# YOUR INSTRUCTIONS
Give the entries again, word for word.

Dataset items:
----------------
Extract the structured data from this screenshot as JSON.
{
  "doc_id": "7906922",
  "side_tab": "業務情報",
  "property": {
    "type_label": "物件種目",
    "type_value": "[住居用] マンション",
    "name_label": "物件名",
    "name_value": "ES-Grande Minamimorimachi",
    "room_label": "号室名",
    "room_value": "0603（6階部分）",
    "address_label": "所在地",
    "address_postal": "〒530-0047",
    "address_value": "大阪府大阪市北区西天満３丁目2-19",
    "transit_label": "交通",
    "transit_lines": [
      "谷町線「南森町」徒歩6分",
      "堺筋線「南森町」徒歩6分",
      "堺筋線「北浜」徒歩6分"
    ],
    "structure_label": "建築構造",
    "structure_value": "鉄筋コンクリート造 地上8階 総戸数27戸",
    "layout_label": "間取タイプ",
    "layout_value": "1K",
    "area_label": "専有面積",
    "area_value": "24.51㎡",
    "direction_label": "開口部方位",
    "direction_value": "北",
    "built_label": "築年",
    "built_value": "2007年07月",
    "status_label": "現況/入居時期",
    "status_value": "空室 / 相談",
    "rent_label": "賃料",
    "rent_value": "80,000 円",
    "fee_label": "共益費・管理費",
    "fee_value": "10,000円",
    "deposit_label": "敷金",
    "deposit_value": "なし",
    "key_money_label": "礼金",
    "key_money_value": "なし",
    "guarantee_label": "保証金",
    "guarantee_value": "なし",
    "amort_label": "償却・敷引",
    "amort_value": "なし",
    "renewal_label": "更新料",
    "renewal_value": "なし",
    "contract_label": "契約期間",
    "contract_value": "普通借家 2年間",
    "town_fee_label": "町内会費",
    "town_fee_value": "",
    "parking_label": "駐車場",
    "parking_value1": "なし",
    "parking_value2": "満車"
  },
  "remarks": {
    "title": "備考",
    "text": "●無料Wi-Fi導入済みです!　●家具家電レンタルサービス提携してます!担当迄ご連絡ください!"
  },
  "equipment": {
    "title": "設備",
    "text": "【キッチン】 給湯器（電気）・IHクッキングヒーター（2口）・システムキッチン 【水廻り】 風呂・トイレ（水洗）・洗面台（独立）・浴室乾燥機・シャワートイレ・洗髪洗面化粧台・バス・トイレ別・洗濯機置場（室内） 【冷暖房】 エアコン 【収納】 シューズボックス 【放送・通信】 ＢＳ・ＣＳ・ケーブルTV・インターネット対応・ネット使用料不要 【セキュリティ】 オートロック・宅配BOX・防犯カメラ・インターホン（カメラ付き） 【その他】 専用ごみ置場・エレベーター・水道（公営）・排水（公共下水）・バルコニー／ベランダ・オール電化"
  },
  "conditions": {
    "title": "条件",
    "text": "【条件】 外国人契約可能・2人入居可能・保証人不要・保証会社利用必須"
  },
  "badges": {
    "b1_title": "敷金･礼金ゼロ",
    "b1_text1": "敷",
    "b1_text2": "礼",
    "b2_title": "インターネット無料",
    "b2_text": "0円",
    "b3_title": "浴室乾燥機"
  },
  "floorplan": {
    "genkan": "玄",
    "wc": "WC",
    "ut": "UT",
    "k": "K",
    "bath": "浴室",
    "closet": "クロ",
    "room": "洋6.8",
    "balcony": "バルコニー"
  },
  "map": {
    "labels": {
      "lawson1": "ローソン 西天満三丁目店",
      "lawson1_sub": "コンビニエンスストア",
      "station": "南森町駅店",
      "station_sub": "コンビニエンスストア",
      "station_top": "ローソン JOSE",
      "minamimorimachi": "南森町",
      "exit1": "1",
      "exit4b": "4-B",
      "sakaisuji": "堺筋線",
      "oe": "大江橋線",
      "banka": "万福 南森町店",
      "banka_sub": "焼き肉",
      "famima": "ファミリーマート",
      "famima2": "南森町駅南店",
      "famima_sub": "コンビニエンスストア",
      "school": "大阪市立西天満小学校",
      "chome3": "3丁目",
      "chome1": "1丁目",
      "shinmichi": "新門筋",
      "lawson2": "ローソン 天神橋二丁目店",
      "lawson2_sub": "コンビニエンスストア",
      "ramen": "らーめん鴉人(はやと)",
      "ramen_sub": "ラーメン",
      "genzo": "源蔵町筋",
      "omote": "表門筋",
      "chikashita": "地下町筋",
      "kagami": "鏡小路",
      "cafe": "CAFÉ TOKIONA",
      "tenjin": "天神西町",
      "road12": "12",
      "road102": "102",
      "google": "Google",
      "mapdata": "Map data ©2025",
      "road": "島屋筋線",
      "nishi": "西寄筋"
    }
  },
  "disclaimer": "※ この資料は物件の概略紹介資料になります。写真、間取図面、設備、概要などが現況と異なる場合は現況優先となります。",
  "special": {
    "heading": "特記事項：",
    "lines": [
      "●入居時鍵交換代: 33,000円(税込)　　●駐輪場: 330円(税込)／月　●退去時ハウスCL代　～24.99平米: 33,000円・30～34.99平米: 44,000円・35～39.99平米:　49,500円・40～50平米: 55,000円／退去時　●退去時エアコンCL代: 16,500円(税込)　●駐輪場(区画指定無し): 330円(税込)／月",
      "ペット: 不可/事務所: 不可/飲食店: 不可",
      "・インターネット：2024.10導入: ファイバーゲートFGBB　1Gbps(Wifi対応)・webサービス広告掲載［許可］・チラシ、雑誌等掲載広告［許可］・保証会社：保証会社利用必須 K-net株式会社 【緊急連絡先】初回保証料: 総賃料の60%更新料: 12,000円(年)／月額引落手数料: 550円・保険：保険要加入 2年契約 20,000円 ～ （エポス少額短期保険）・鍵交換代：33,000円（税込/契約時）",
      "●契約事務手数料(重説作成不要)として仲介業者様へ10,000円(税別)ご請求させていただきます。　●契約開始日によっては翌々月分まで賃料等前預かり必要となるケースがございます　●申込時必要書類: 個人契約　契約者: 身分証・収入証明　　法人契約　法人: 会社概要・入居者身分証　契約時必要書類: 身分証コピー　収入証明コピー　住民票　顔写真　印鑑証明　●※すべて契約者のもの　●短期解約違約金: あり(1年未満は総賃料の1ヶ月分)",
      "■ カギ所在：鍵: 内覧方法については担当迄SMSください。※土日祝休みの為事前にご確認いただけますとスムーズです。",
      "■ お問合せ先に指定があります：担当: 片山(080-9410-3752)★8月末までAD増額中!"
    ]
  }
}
----------------
# TASK RESPONSE
Extract the structured data from this screenshot as JSON.
{
  "doc_id": "7906922",
  "side_tab": "業務情報",
  "property": {
    "type_label": "物件種目",
    "type_value": "[住居用] マンション",
    "name_label": "物件名",
    "name_value": "ES-Grande Minamimorimachi",
    "room_label": "号室名",
    "room_value": "0603（6階部分）",
    "address_label": "所在地",
    "address_postal": "〒530-0047",
    "address_value": "大阪府大阪市北区西天満３丁目2-19",
    "transit_label": "交通",
    "transit_lines": [
      "谷町線「南森町」徒歩6分",
      "堺筋線「南森町」徒歩6分",
      "堺筋線「北浜」徒歩6分"
    ],
    "structure_label": "建築構造",
    "structure_value": "鉄筋コンクリート造 地上8階 総戸数27戸",
    "layout_label": "間取タイプ",
    "layout_value": "1K",
    "area_label": "専有面積",
    "area_value": "24.51㎡",
    "direction_label": "開口部方位",
    "direction_value": "北",
    "built_label": "築年",
    "built_value": "2007年07月",
    "status_label": "現況/入居時期",
    "status_value": "空室 / 相談",
    "rent_label": "賃料",
    "rent_value": "80,000 円",
    "fee_label": "共益費・管理費",
    "fee_value": "10,000円",
    "deposit_label": "敷金",
    "deposit_value": "なし",
    "key_money_label": "礼金",
    "key_money_value": "なし",
    "guarantee_label": "保証金",
    "guarantee_value": "なし",
    "amort_label": "償却・敷引",
    "amort_value": "なし",
    "renewal_label": "更新料",
    "renewal_value": "なし",
    "contract_label": "契約期間",
    "contract_value": "普通借家 2年間",
    "town_fee_label": "町内会費",
    "town_fee_value": "",
    "parking_label": "駐車場",
    "parking_value1": "なし",
    "parking_value2": "満車"
  },
  "remarks": {
    "title": "備考",
    "text": "●無料Wi-Fi導入済みです!　●家具家電レンタルサービス提携してます!担当迄ご連絡ください!"
  },
  "equipment": {
    "title": "設備",
    "text": "【キッチン】 給湯器（電気）・IHクッキングヒーター（2口）・システムキッチン 【水廻り】 風呂・トイレ（水洗）・洗面台（独立）・浴室乾燥機・シャワートイレ・洗髪洗面化粧台・バス・トイレ別・洗濯機置場（室内） 【冷暖房】 エアコン 【収納】 シューズボックス 【放送・通信】 ＢＳ・ＣＳ・ケーブルTV・インターネット対応・ネット使用料不要 【セキュリティ】 オートロック・宅配BOX・防犯カメラ・インターホン（カメラ付き） 【その他】 専用ごみ置場・エレベーター・水道（公営）・排水（公共下水）・バルコニー／ベランダ・オール電化"
  },
  "conditions": {
    "title": "条件",
    "text": "【条件】 外国人契約可能・2人入居可能・保証人不要・保証会社利用必須"
  },
  "badges": {
    "b1_title": "敷金･礼金ゼロ",
    "b1_text1": "敷",
    "b1_text2": "礼",
    "b2_title": "インターネット無料",
    "b2_text": "0円",
    "b3_title": "浴室乾燥機"
  },
  "floorplan": {
    "genkan": "玄",
    "wc": "WC",
    "ut": "UT",
    "k": "K",
    "bath": "浴室",
    "closet": "クロ",
    "room": "洋6.8",
    "balcony": "バルコニー"
  },
  "map": {
    "labels": {
      "lawson1": "ローソン 西天満三丁目店",
      "lawson1_sub": "コンビニエンスストア",
      "station": "南森町駅店",
      "station_sub": "コンビニエンスストア",
      "station_top": "ローソン JOSE",
      "minamimorimachi": "南森町",
      "exit1": "1",
      "exit4b": "4-B",
      "sakaisuji": "堺筋線",
      "oe": "大江橋線",
      "banka": "万福 南森町店",
      "banka_sub": "焼き肉",
      "famima": "ファミリーマート",
      "famima2": "南森町駅南店",
      "famima_sub": "コンビニエンスストア",
      "school": "大阪市立西天満小学校",
      "chome3": "3丁目",
      "chome1": "1丁目",
      "shinmichi": "新門筋",
      "lawson2": "ローソン 天神橋二丁目店",
      "lawson2_sub": "コンビニエンスストア",
      "ramen": "らーめん鴉人(はやと)",
      "ramen_sub": "ラーメン",
      "genzo": "源蔵町筋",
      "omote": "表門筋",
      "chikashita": "地下町筋",
      "kagami": "鏡小路",
      "cafe": "CAFÉ TOKIONA",
      "tenjin": "天神西町",
      "road12": "12",
      "road102": "102",
      "google": "Google",
      "mapdata": "Map data ©2025",
      "road": "島屋筋線",
      "nishi": "西寄筋"
    }
  },
  "disclaimer": "※ この資料は物件の概略紹介資料になります。写真、間取図面、設備、概要などが現況と異なる場合は現況優先となります。",
  "special": {
    "heading": "特記事項：",
    "lines": [
      "●入居時鍵交換代: 33,000円(税込)　　●駐輪場: 330円(税込)／月　●退去時ハウスCL代　～24.99平米: 33,000円・30～34.99平米: 44,000円・35～39.99平米:　49,500円・40～50平米: 55,000円／退去時　●退去時エアコンCL代: 16,500円(税込)　●駐輪場(区画指定無し): 330円(税込)／月",
      "ペット: 不可/事務所: 不可/飲食店: 不可",
      "・インターネット：2024.10導入: ファイバーゲートFGBB　1Gbps(Wifi対応)・webサービス広告掲載［許可］・チラシ、雑誌等掲載広告［許可］・保証会社：保証会社利用必須 K-net株式会社 【緊急連絡先】初回保証料: 総賃料の60%更新料: 12,000円(年)／月額引落手数料: 550円・保険：保険要加入 2年契約 20,000円 ～ （エポス少額短期保険）・鍵交換代：33,000円（税込/契約時）",
      "●契約事務手数料(重説作成不要)として仲介業者様へ10,000円(税別)ご請求させていただきます。　●契約開始日によっては翌々月分まで賃料等前預かり必要となるケースがございます　●申込時必要書類: 個人契約　契約者: 身分証・収入証明　　法人契約　法人: 会社概要・入居者身分証　契約時必要書類: 身分証コピー　収入証明コピー　住民票　顔写真　印鑑証明　●※すべて契約者のもの　●短期解約違約金: あり(1年未満は総賃料の1ヶ月分)",
      "■ カギ所在：鍵: 内覧方法については担当迄SMSください。※土日祝休みの為事前にご確認いただけますとスムーズです。",
      "■ お問合せ先に指定があります：担当: 片山(080-9410-3752)★8月末までAD増額中!"
    ]
  }
}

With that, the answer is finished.